TASK PROMPT:
Without the pictures, give the entries below again exactly as written.

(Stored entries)

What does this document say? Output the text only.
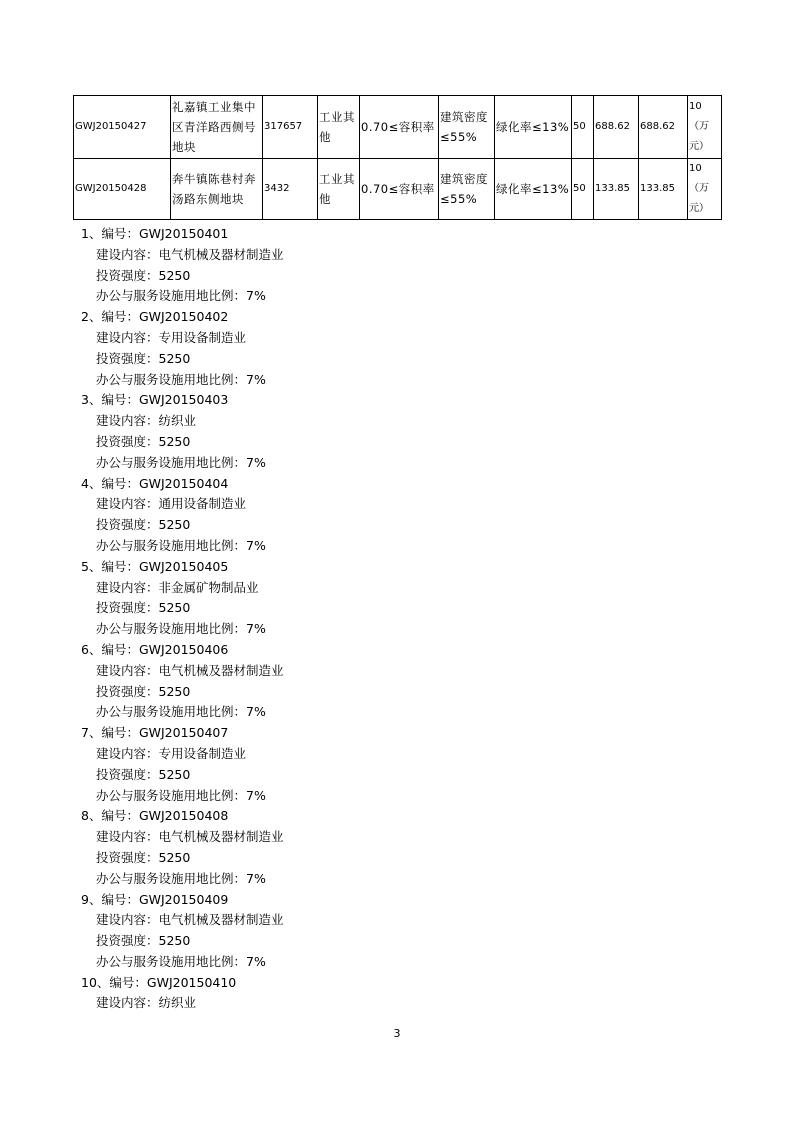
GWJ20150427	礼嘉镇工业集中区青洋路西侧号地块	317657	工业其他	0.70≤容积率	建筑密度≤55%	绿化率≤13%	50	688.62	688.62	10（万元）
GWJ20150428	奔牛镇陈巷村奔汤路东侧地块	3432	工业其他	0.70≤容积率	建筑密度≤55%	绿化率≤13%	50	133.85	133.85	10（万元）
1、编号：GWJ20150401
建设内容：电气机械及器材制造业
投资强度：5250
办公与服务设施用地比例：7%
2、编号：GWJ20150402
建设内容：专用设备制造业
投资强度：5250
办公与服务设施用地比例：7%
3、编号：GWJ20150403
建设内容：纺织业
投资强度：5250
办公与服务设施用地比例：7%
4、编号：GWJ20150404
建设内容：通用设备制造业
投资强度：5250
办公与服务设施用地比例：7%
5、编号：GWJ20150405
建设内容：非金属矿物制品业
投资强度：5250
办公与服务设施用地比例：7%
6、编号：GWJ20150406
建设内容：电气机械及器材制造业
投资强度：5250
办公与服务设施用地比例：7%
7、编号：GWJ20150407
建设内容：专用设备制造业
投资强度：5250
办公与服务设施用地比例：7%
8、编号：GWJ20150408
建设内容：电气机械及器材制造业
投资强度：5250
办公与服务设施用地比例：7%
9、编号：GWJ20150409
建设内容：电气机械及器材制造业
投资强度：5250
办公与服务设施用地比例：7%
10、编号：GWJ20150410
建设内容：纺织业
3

SOLUTION:
What does this document say? Output the text only.
GWJ20150427	礼嘉镇工业集中区青洋路西侧号地块	317657	工业其他	0.70≤容积率	建筑密度≤55%	绿化率≤13%	50	688.62	688.62	10（万元）
GWJ20150428	奔牛镇陈巷村奔汤路东侧地块	3432	工业其他	0.70≤容积率	建筑密度≤55%	绿化率≤13%	50	133.85	133.85	10（万元）
1、编号：GWJ20150401
建设内容：电气机械及器材制造业
投资强度：5250
办公与服务设施用地比例：7%
2、编号：GWJ20150402
建设内容：专用设备制造业
投资强度：5250
办公与服务设施用地比例：7%
3、编号：GWJ20150403
建设内容：纺织业
投资强度：5250
办公与服务设施用地比例：7%
4、编号：GWJ20150404
建设内容：通用设备制造业
投资强度：5250
办公与服务设施用地比例：7%
5、编号：GWJ20150405
建设内容：非金属矿物制品业
投资强度：5250
办公与服务设施用地比例：7%
6、编号：GWJ20150406
建设内容：电气机械及器材制造业
投资强度：5250
办公与服务设施用地比例：7%
7、编号：GWJ20150407
建设内容：专用设备制造业
投资强度：5250
办公与服务设施用地比例：7%
8、编号：GWJ20150408
建设内容：电气机械及器材制造业
投资强度：5250
办公与服务设施用地比例：7%
9、编号：GWJ20150409
建设内容：电气机械及器材制造业
投资强度：5250
办公与服务设施用地比例：7%
10、编号：GWJ20150410
建设内容：纺织业
3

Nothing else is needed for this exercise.